(Bounding box entries)
START

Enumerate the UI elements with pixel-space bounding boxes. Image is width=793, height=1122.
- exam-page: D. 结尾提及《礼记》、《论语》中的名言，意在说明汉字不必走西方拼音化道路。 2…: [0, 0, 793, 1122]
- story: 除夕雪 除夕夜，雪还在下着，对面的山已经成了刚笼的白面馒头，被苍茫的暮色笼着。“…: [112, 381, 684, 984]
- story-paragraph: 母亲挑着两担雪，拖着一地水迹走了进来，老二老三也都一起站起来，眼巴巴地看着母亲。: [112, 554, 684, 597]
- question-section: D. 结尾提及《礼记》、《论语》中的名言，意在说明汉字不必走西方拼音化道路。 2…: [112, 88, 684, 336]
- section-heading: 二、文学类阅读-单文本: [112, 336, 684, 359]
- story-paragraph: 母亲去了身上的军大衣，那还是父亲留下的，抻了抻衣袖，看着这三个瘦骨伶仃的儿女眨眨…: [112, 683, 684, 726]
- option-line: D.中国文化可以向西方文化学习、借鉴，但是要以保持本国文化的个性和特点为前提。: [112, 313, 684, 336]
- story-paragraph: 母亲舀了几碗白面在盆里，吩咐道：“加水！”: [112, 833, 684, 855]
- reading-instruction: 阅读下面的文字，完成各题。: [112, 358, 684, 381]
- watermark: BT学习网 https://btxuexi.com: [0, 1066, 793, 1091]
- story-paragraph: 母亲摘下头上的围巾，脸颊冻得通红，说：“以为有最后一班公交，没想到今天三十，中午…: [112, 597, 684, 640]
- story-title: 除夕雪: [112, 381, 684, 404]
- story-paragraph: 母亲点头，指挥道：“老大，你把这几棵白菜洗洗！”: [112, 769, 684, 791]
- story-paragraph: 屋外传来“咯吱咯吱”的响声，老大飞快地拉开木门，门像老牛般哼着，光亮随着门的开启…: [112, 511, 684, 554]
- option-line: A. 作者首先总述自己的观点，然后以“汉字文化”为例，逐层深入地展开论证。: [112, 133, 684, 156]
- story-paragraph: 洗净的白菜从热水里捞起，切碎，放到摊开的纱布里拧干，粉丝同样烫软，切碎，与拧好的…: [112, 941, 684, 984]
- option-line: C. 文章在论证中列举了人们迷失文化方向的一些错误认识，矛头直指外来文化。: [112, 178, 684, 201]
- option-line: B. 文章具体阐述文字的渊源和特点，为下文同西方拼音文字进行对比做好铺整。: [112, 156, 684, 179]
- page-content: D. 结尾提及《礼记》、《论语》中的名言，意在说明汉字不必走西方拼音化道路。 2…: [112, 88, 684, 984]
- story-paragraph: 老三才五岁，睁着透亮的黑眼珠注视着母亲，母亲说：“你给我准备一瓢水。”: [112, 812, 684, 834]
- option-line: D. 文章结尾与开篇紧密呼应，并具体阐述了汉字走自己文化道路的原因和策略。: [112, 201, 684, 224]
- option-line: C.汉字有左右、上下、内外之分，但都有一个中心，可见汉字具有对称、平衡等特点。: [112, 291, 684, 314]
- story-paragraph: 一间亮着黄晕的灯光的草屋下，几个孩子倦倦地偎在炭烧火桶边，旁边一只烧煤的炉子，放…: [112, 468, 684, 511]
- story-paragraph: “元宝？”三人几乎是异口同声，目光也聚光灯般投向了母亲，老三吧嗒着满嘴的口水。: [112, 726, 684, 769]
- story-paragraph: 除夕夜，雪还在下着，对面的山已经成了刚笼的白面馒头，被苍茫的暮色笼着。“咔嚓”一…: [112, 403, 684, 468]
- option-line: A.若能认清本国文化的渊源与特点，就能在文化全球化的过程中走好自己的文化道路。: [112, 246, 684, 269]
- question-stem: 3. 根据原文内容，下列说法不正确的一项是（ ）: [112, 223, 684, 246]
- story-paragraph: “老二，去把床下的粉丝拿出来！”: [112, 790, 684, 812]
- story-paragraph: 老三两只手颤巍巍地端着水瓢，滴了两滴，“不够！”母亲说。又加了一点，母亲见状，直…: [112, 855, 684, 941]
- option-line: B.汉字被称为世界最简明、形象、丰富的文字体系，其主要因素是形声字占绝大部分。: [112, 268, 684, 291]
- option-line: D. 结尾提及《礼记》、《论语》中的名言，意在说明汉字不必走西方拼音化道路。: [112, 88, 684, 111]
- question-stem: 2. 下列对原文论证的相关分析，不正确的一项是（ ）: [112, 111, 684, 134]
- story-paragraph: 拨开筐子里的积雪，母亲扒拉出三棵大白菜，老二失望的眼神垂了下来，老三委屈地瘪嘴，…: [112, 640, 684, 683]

END

• GIVEN TASK:
Reproduce all of the lines above verbatim, with no changes.

• WRITTEN SOLUTION:
Enumerate the UI elements with pixel-space bounding boxes. Image is width=793, height=1122.
- exam-page: D. 结尾提及《礼记》、《论语》中的名言，意在说明汉字不必走西方拼音化道路。 2…: [0, 0, 793, 1122]
- story: 除夕雪 除夕夜，雪还在下着，对面的山已经成了刚笼的白面馒头，被苍茫的暮色笼着。“…: [112, 381, 684, 984]
- story-paragraph: 母亲挑着两担雪，拖着一地水迹走了进来，老二老三也都一起站起来，眼巴巴地看着母亲。: [112, 554, 684, 597]
- question-section: D. 结尾提及《礼记》、《论语》中的名言，意在说明汉字不必走西方拼音化道路。 2…: [112, 88, 684, 336]
- section-heading: 二、文学类阅读-单文本: [112, 336, 684, 359]
- story-paragraph: 母亲去了身上的军大衣，那还是父亲留下的，抻了抻衣袖，看着这三个瘦骨伶仃的儿女眨眨…: [112, 683, 684, 726]
- option-line: D.中国文化可以向西方文化学习、借鉴，但是要以保持本国文化的个性和特点为前提。: [112, 313, 684, 336]
- story-paragraph: 母亲舀了几碗白面在盆里，吩咐道：“加水！”: [112, 833, 684, 855]
- reading-instruction: 阅读下面的文字，完成各题。: [112, 358, 684, 381]
- watermark: BT学习网 https://btxuexi.com: [0, 1066, 793, 1091]
- story-paragraph: 母亲摘下头上的围巾，脸颊冻得通红，说：“以为有最后一班公交，没想到今天三十，中午…: [112, 597, 684, 640]
- story-title: 除夕雪: [112, 381, 684, 404]
- story-paragraph: 母亲点头，指挥道：“老大，你把这几棵白菜洗洗！”: [112, 769, 684, 791]
- story-paragraph: 屋外传来“咯吱咯吱”的响声，老大飞快地拉开木门，门像老牛般哼着，光亮随着门的开启…: [112, 511, 684, 554]
- option-line: A. 作者首先总述自己的观点，然后以“汉字文化”为例，逐层深入地展开论证。: [112, 133, 684, 156]
- story-paragraph: 洗净的白菜从热水里捞起，切碎，放到摊开的纱布里拧干，粉丝同样烫软，切碎，与拧好的…: [112, 941, 684, 984]
- option-line: C. 文章在论证中列举了人们迷失文化方向的一些错误认识，矛头直指外来文化。: [112, 178, 684, 201]
- option-line: B. 文章具体阐述文字的渊源和特点，为下文同西方拼音文字进行对比做好铺整。: [112, 156, 684, 179]
- page-content: D. 结尾提及《礼记》、《论语》中的名言，意在说明汉字不必走西方拼音化道路。 2…: [112, 88, 684, 984]
- story-paragraph: 老三才五岁，睁着透亮的黑眼珠注视着母亲，母亲说：“你给我准备一瓢水。”: [112, 812, 684, 834]
- option-line: D. 文章结尾与开篇紧密呼应，并具体阐述了汉字走自己文化道路的原因和策略。: [112, 201, 684, 224]
- option-line: C.汉字有左右、上下、内外之分，但都有一个中心，可见汉字具有对称、平衡等特点。: [112, 291, 684, 314]
- story-paragraph: 一间亮着黄晕的灯光的草屋下，几个孩子倦倦地偎在炭烧火桶边，旁边一只烧煤的炉子，放…: [112, 468, 684, 511]
- story-paragraph: “元宝？”三人几乎是异口同声，目光也聚光灯般投向了母亲，老三吧嗒着满嘴的口水。: [112, 726, 684, 769]
- story-paragraph: 除夕夜，雪还在下着，对面的山已经成了刚笼的白面馒头，被苍茫的暮色笼着。“咔嚓”一…: [112, 403, 684, 468]
- option-line: A.若能认清本国文化的渊源与特点，就能在文化全球化的过程中走好自己的文化道路。: [112, 246, 684, 269]
- question-stem: 3. 根据原文内容，下列说法不正确的一项是（ ）: [112, 223, 684, 246]
- story-paragraph: “老二，去把床下的粉丝拿出来！”: [112, 790, 684, 812]
- story-paragraph: 老三两只手颤巍巍地端着水瓢，滴了两滴，“不够！”母亲说。又加了一点，母亲见状，直…: [112, 855, 684, 941]
- option-line: B.汉字被称为世界最简明、形象、丰富的文字体系，其主要因素是形声字占绝大部分。: [112, 268, 684, 291]
- option-line: D. 结尾提及《礼记》、《论语》中的名言，意在说明汉字不必走西方拼音化道路。: [112, 88, 684, 111]
- question-stem: 2. 下列对原文论证的相关分析，不正确的一项是（ ）: [112, 111, 684, 134]
- story-paragraph: 拨开筐子里的积雪，母亲扒拉出三棵大白菜，老二失望的眼神垂了下来，老三委屈地瘪嘴，…: [112, 640, 684, 683]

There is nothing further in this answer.